Exercise:
Write out every entry exactly as given, but omit the pictures.

(Recorded data)
-------------------------
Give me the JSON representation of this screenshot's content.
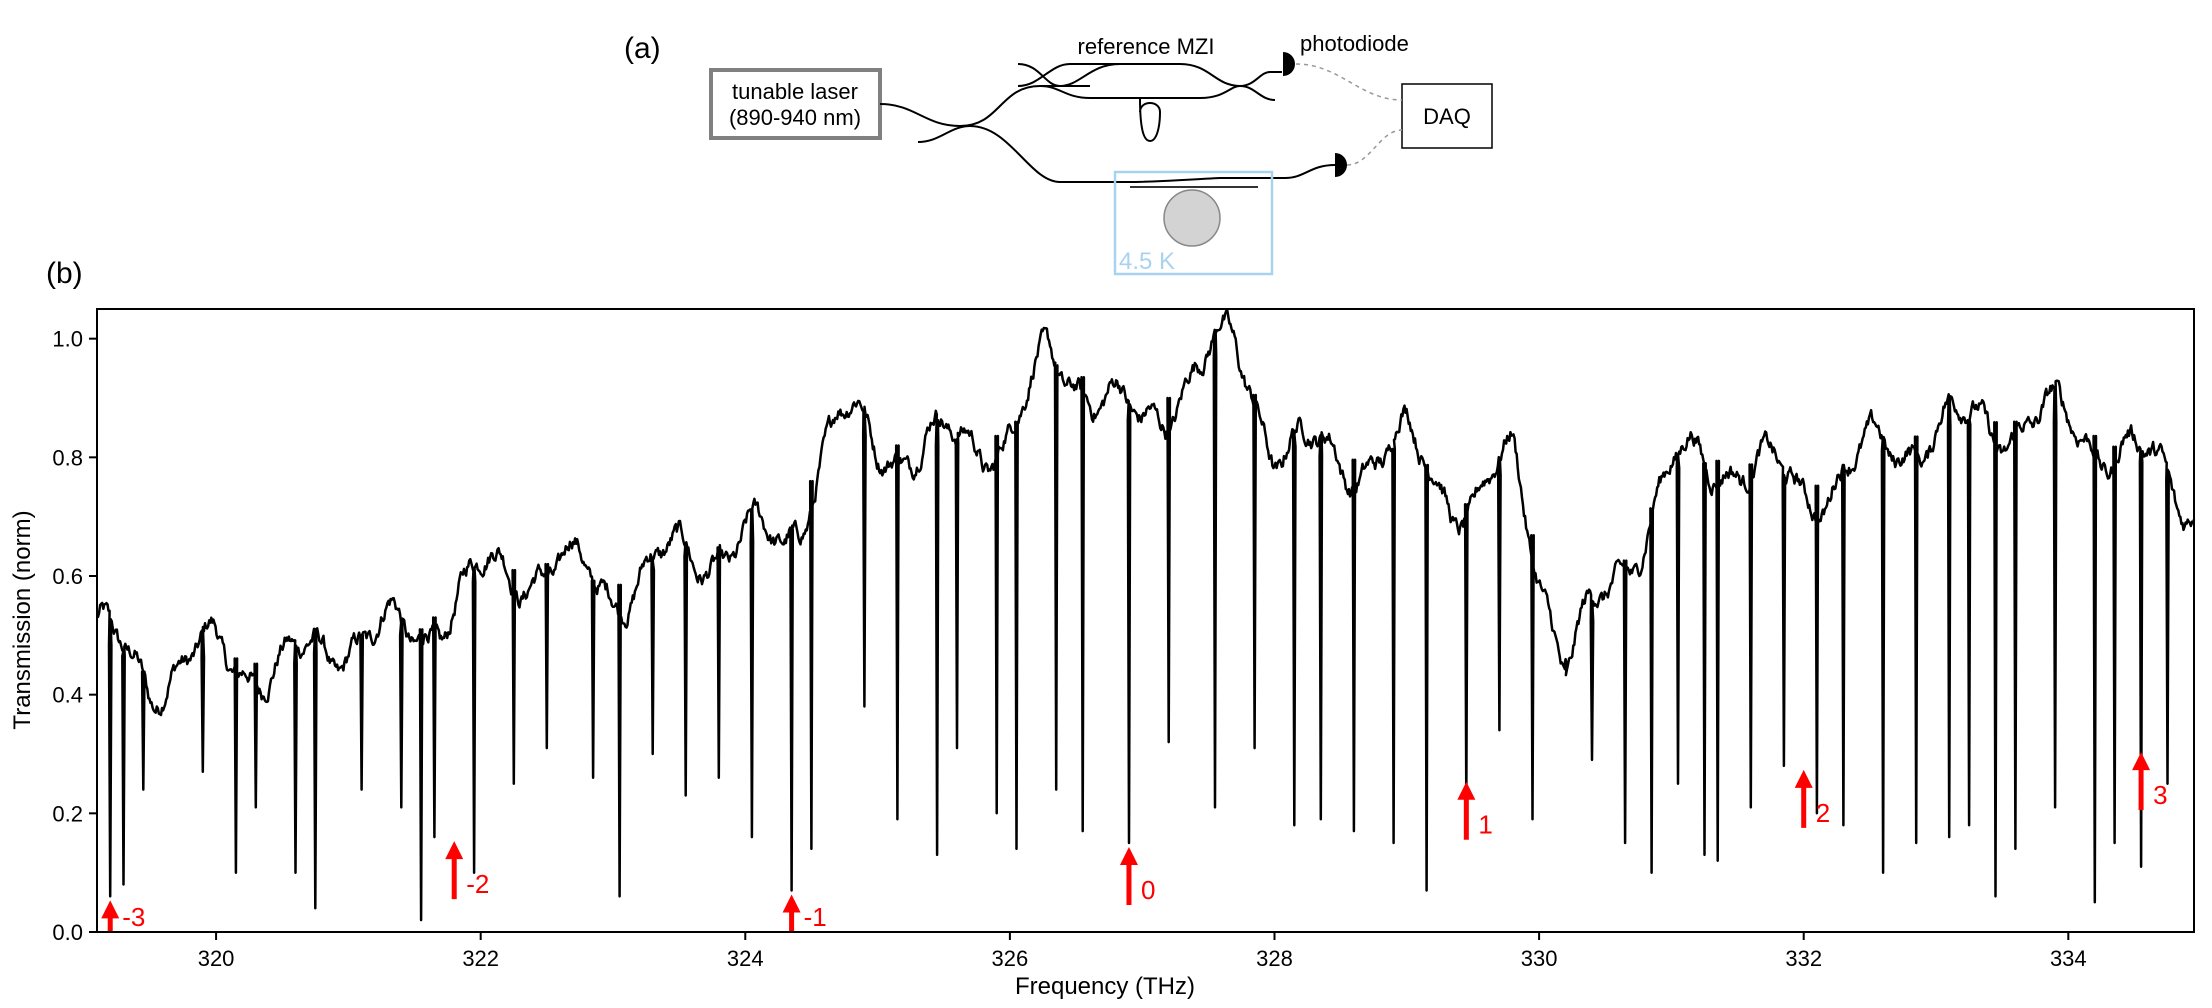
{
  "panel_a": {
    "label": "(a)",
    "laser_label_line1": "tunable laser",
    "laser_label_line2": "(890-940 nm)",
    "mzi_label": "reference MZI",
    "photodiode_label": "photodiode",
    "daq_label": "DAQ",
    "cryostat_label": "4.5 K",
    "colors": {
      "laser_box": "#808080",
      "cryostat_box": "#a8d3f0",
      "cryostat_text": "#a8d3f0",
      "resonator_fill": "#d3d3d3",
      "fiber": "#000000",
      "electrical": "#999999"
    }
  },
  "panel_b": {
    "label": "(b)"
  },
  "chart_data": {
    "type": "line",
    "title": "",
    "xlabel": "Frequency (THz)",
    "ylabel": "Transmission (norm)",
    "xlim": [
      319.1,
      334.95
    ],
    "ylim": [
      0.0,
      1.05
    ],
    "x_ticks": [
      320,
      322,
      324,
      326,
      328,
      330,
      332,
      334
    ],
    "x_tick_labels": [
      "320",
      "322",
      "324",
      "326",
      "328",
      "330",
      "332",
      "334"
    ],
    "y_ticks": [
      0.0,
      0.2,
      0.4,
      0.6,
      0.8,
      1.0
    ],
    "y_tick_labels": [
      "0.0",
      "0.2",
      "0.4",
      "0.6",
      "0.8",
      "1.0"
    ],
    "line_color": "#000000",
    "baseline": {
      "x": [
        319.1,
        319.5,
        320.0,
        320.5,
        321.0,
        321.5,
        322.0,
        322.5,
        323.0,
        323.5,
        324.0,
        324.3,
        324.5,
        324.7,
        325.0,
        325.5,
        326.0,
        326.3,
        326.6,
        327.0,
        327.4,
        327.7,
        328.0,
        328.5,
        329.0,
        329.5,
        329.8,
        330.2,
        330.5,
        331.0,
        331.5,
        332.0,
        332.5,
        333.0,
        333.5,
        334.0,
        334.5,
        334.95
      ],
      "y": [
        0.5,
        0.43,
        0.47,
        0.44,
        0.5,
        0.5,
        0.6,
        0.62,
        0.58,
        0.63,
        0.66,
        0.65,
        0.76,
        0.87,
        0.82,
        0.82,
        0.84,
        0.96,
        0.93,
        0.84,
        0.96,
        0.98,
        0.83,
        0.79,
        0.82,
        0.71,
        0.8,
        0.45,
        0.56,
        0.78,
        0.8,
        0.74,
        0.8,
        0.85,
        0.86,
        0.86,
        0.8,
        0.73
      ]
    },
    "dips": {
      "x": [
        319.2,
        319.3,
        319.45,
        319.9,
        320.15,
        320.3,
        320.6,
        320.75,
        321.1,
        321.4,
        321.55,
        321.65,
        321.95,
        322.25,
        322.5,
        322.85,
        323.05,
        323.3,
        323.55,
        323.8,
        324.05,
        324.35,
        324.5,
        324.9,
        325.15,
        325.45,
        325.6,
        325.9,
        326.05,
        326.35,
        326.55,
        326.9,
        327.2,
        327.55,
        327.85,
        328.15,
        328.35,
        328.6,
        328.9,
        329.15,
        329.45,
        329.7,
        329.95,
        330.2,
        330.4,
        330.65,
        330.85,
        331.05,
        331.25,
        331.35,
        331.6,
        331.85,
        332.1,
        332.3,
        332.6,
        332.85,
        333.1,
        333.25,
        333.45,
        333.6,
        333.9,
        334.2,
        334.35,
        334.55,
        334.75
      ],
      "y": [
        0.06,
        0.08,
        0.24,
        0.27,
        0.1,
        0.21,
        0.1,
        0.04,
        0.24,
        0.21,
        0.02,
        0.16,
        0.1,
        0.25,
        0.31,
        0.26,
        0.06,
        0.3,
        0.23,
        0.26,
        0.16,
        0.07,
        0.14,
        0.38,
        0.19,
        0.13,
        0.31,
        0.2,
        0.14,
        0.24,
        0.17,
        0.15,
        0.32,
        0.21,
        0.31,
        0.18,
        0.19,
        0.17,
        0.15,
        0.07,
        0.22,
        0.34,
        0.19,
        0.46,
        0.29,
        0.15,
        0.1,
        0.25,
        0.13,
        0.12,
        0.21,
        0.28,
        0.2,
        0.18,
        0.1,
        0.15,
        0.16,
        0.18,
        0.06,
        0.14,
        0.21,
        0.05,
        0.15,
        0.11,
        0.25
      ]
    },
    "annotations": [
      {
        "label": "-3",
        "x": 319.2,
        "y": 0.06,
        "color": "#ff0000"
      },
      {
        "label": "-2",
        "x": 321.8,
        "y": 0.16,
        "color": "#ff0000"
      },
      {
        "label": "-1",
        "x": 324.35,
        "y": 0.07,
        "color": "#ff0000"
      },
      {
        "label": "0",
        "x": 326.9,
        "y": 0.15,
        "color": "#ff0000"
      },
      {
        "label": "1",
        "x": 329.45,
        "y": 0.26,
        "color": "#ff0000"
      },
      {
        "label": "2",
        "x": 332.0,
        "y": 0.28,
        "color": "#ff0000"
      },
      {
        "label": "3",
        "x": 334.55,
        "y": 0.31,
        "color": "#ff0000"
      }
    ]
  }
}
-------------------------
Answer to this task:
Give me the JSON representation of this screenshot's content.
{
  "panel_a": {
    "label": "(a)",
    "laser_label_line1": "tunable laser",
    "laser_label_line2": "(890-940 nm)",
    "mzi_label": "reference MZI",
    "photodiode_label": "photodiode",
    "daq_label": "DAQ",
    "cryostat_label": "4.5 K",
    "colors": {
      "laser_box": "#808080",
      "cryostat_box": "#a8d3f0",
      "cryostat_text": "#a8d3f0",
      "resonator_fill": "#d3d3d3",
      "fiber": "#000000",
      "electrical": "#999999"
    }
  },
  "panel_b": {
    "label": "(b)"
  },
  "chart_data": {
    "type": "line",
    "title": "",
    "xlabel": "Frequency (THz)",
    "ylabel": "Transmission (norm)",
    "xlim": [
      319.1,
      334.95
    ],
    "ylim": [
      0.0,
      1.05
    ],
    "x_ticks": [
      320,
      322,
      324,
      326,
      328,
      330,
      332,
      334
    ],
    "x_tick_labels": [
      "320",
      "322",
      "324",
      "326",
      "328",
      "330",
      "332",
      "334"
    ],
    "y_ticks": [
      0.0,
      0.2,
      0.4,
      0.6,
      0.8,
      1.0
    ],
    "y_tick_labels": [
      "0.0",
      "0.2",
      "0.4",
      "0.6",
      "0.8",
      "1.0"
    ],
    "line_color": "#000000",
    "baseline": {
      "x": [
        319.1,
        319.5,
        320.0,
        320.5,
        321.0,
        321.5,
        322.0,
        322.5,
        323.0,
        323.5,
        324.0,
        324.3,
        324.5,
        324.7,
        325.0,
        325.5,
        326.0,
        326.3,
        326.6,
        327.0,
        327.4,
        327.7,
        328.0,
        328.5,
        329.0,
        329.5,
        329.8,
        330.2,
        330.5,
        331.0,
        331.5,
        332.0,
        332.5,
        333.0,
        333.5,
        334.0,
        334.5,
        334.95
      ],
      "y": [
        0.5,
        0.43,
        0.47,
        0.44,
        0.5,
        0.5,
        0.6,
        0.62,
        0.58,
        0.63,
        0.66,
        0.65,
        0.76,
        0.87,
        0.82,
        0.82,
        0.84,
        0.96,
        0.93,
        0.84,
        0.96,
        0.98,
        0.83,
        0.79,
        0.82,
        0.71,
        0.8,
        0.45,
        0.56,
        0.78,
        0.8,
        0.74,
        0.8,
        0.85,
        0.86,
        0.86,
        0.8,
        0.73
      ]
    },
    "dips": {
      "x": [
        319.2,
        319.3,
        319.45,
        319.9,
        320.15,
        320.3,
        320.6,
        320.75,
        321.1,
        321.4,
        321.55,
        321.65,
        321.95,
        322.25,
        322.5,
        322.85,
        323.05,
        323.3,
        323.55,
        323.8,
        324.05,
        324.35,
        324.5,
        324.9,
        325.15,
        325.45,
        325.6,
        325.9,
        326.05,
        326.35,
        326.55,
        326.9,
        327.2,
        327.55,
        327.85,
        328.15,
        328.35,
        328.6,
        328.9,
        329.15,
        329.45,
        329.7,
        329.95,
        330.2,
        330.4,
        330.65,
        330.85,
        331.05,
        331.25,
        331.35,
        331.6,
        331.85,
        332.1,
        332.3,
        332.6,
        332.85,
        333.1,
        333.25,
        333.45,
        333.6,
        333.9,
        334.2,
        334.35,
        334.55,
        334.75
      ],
      "y": [
        0.06,
        0.08,
        0.24,
        0.27,
        0.1,
        0.21,
        0.1,
        0.04,
        0.24,
        0.21,
        0.02,
        0.16,
        0.1,
        0.25,
        0.31,
        0.26,
        0.06,
        0.3,
        0.23,
        0.26,
        0.16,
        0.07,
        0.14,
        0.38,
        0.19,
        0.13,
        0.31,
        0.2,
        0.14,
        0.24,
        0.17,
        0.15,
        0.32,
        0.21,
        0.31,
        0.18,
        0.19,
        0.17,
        0.15,
        0.07,
        0.22,
        0.34,
        0.19,
        0.46,
        0.29,
        0.15,
        0.1,
        0.25,
        0.13,
        0.12,
        0.21,
        0.28,
        0.2,
        0.18,
        0.1,
        0.15,
        0.16,
        0.18,
        0.06,
        0.14,
        0.21,
        0.05,
        0.15,
        0.11,
        0.25
      ]
    },
    "annotations": [
      {
        "label": "-3",
        "x": 319.2,
        "y": 0.06,
        "color": "#ff0000"
      },
      {
        "label": "-2",
        "x": 321.8,
        "y": 0.16,
        "color": "#ff0000"
      },
      {
        "label": "-1",
        "x": 324.35,
        "y": 0.07,
        "color": "#ff0000"
      },
      {
        "label": "0",
        "x": 326.9,
        "y": 0.15,
        "color": "#ff0000"
      },
      {
        "label": "1",
        "x": 329.45,
        "y": 0.26,
        "color": "#ff0000"
      },
      {
        "label": "2",
        "x": 332.0,
        "y": 0.28,
        "color": "#ff0000"
      },
      {
        "label": "3",
        "x": 334.55,
        "y": 0.31,
        "color": "#ff0000"
      }
    ]
  }
}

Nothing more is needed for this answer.